* **PAGE TEXT**:
● ● ● ● ● ● ●

Sep. 26th, 2013

Brian Scheyer, Creative Director + The Man With a Thousand Secrets.


Once in a while, a Mortaron comes along who blows us out of the water. One who’s weirder, braver, funnier, and has had more run-ins with the cops than all of us combined.

Brian Scheyer recently joined us as Creative Director at Mortar, and we couldn’t be more thrilled to have him. We admit it’s mostly for his bizarre, sounds-like-BS-but-it’s-not stories; but Brian also happens to bring a crapload of talent with him – more than we can fit in a blogpost you’d be willing to read. Wherever shall we begin?

Brian was born in Los Angeles, but grew up in Augusta, Georgia. After graduating from Savannah College of Art and Design, he began his career as an art director at Howerdd/White in Augusta. The agency was James Brown’s photographer, and Brian incidentally became pals with the Godfather of Soul. The man. The legend. THE Sex Machine. Somewhere on an answering machine tape, he has a message from James yelling frantically because he needed photos and couldn’t find Brian, who had moved to San Francisco.


Alright, we faked this photo – but smartphones didn’t exist back then! We know Brian’s story is pure as gold. Feel free to verify it by calling up his buddy Drake.


Brian migrated to SF during the dot-com boom and thrived at industry leader Lot21, where he and his teammates pioneered many of the interactive techniques that we now couldn’t imagine the internet without. He quickly moved on to the role of Associate Creative Director at Carat, and then Isobar/Freestyle. Most recently, he was Creative Director at TEAK, refining his broadcast and digital chops for Google, RelayRides, Roku, and Dockers.

As a creative, Brian’s skills are innumerable: conceptual thinking, art direction, graphic design, motion graphics, video editing, UI/UX design, web development, illustration…and that ain’t even half of it. Which is probably why he went and found himself a second job.

● ● ● ● ● ● ●

* **STORED DATA**:
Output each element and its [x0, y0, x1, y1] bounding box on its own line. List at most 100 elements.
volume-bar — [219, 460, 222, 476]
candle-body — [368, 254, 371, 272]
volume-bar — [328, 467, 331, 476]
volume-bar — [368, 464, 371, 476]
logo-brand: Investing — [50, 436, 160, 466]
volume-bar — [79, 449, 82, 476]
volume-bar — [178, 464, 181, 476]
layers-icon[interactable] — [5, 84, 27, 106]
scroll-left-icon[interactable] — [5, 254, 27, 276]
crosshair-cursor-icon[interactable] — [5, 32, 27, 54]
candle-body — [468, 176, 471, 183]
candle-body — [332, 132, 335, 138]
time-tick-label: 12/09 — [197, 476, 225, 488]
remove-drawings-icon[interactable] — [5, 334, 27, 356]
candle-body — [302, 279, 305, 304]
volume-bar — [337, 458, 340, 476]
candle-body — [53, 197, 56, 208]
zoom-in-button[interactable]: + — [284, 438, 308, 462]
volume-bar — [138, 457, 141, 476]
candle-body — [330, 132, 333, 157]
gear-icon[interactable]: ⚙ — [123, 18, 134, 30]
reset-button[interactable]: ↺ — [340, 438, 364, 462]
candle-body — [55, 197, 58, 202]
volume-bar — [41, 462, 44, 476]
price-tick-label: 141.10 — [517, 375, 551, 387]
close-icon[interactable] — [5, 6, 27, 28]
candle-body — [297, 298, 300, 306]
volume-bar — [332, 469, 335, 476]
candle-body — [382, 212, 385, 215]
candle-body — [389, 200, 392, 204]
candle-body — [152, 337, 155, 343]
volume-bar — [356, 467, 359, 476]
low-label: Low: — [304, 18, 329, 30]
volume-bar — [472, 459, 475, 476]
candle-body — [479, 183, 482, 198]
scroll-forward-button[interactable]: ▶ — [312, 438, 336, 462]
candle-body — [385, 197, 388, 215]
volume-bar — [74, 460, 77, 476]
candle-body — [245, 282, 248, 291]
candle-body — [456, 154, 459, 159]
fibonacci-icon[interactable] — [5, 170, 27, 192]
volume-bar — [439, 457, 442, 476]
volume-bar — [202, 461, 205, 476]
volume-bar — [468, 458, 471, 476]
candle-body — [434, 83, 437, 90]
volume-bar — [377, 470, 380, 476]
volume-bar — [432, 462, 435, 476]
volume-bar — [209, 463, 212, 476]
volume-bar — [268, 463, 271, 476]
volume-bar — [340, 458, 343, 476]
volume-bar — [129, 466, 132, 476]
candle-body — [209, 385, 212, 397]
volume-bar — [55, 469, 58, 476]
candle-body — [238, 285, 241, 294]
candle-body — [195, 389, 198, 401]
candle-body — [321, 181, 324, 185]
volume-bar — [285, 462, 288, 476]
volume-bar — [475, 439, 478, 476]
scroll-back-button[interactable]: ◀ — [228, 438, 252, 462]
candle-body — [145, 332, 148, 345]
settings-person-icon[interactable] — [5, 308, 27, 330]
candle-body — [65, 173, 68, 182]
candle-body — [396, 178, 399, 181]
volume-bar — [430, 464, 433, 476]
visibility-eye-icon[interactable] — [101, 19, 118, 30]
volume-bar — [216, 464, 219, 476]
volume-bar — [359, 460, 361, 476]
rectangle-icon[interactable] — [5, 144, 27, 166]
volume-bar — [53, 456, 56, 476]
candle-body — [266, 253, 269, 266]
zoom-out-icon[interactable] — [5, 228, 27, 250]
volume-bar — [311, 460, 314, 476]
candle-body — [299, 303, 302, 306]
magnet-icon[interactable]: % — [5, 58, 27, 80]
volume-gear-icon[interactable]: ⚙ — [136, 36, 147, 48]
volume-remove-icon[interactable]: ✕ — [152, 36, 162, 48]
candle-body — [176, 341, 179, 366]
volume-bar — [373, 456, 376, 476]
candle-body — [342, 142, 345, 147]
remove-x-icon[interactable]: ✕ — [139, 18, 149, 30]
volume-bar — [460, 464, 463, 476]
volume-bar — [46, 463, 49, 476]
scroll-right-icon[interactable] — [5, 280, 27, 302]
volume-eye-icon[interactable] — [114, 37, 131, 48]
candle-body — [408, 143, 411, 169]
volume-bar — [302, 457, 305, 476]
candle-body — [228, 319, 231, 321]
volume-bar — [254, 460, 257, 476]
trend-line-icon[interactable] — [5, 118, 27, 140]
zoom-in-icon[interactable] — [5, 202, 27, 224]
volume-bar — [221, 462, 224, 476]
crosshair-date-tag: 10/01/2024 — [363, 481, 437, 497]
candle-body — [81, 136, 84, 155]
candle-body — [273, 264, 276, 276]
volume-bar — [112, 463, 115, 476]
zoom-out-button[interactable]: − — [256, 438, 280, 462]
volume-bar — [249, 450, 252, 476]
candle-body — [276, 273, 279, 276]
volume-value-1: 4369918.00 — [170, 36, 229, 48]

● ● ● ● ● ● ●

* **REQUIRED TASKS**:
• a. Reproduce the passage of the post about Brian Scheyer verbatim, starting at "Brian Scheyer recently" and ending at "to San Francisco.".
• b. Name every client the post about Brian Scheyer says he worked for as Creative Director at TEAK.
The lines come from a different source than the post about Brian Scheyer.

* **ANSWERS**:
• a.
Brian Scheyer recently joined us as Creative Director at Mortar, and we couldn’t be more thrilled to have him. We admit it’s mostly for his bizarre, sounds-like-BS-but-it’s-not stories; but Brian also happens to bring a crapload of talent with him – more than we can fit in a blogpost you’d be willing to read. Wherever shall we begin?

Brian was born in Los Angeles, but grew up in Augusta, Georgia. After graduating from Savannah College of Art and Design, he began his career as an art director at Howerdd/White in Augusta. The agency was James Brown’s photographer, and Brian incidentally became pals with the Godfather of Soul. The man. The legend. THE Sex Machine. Somewhere on an answering machine tape, he has a message from James yelling frantically because he needed photos and couldn’t find Brian, who had moved to San Francisco.

• b. Google, RelayRides, Roku, Dockers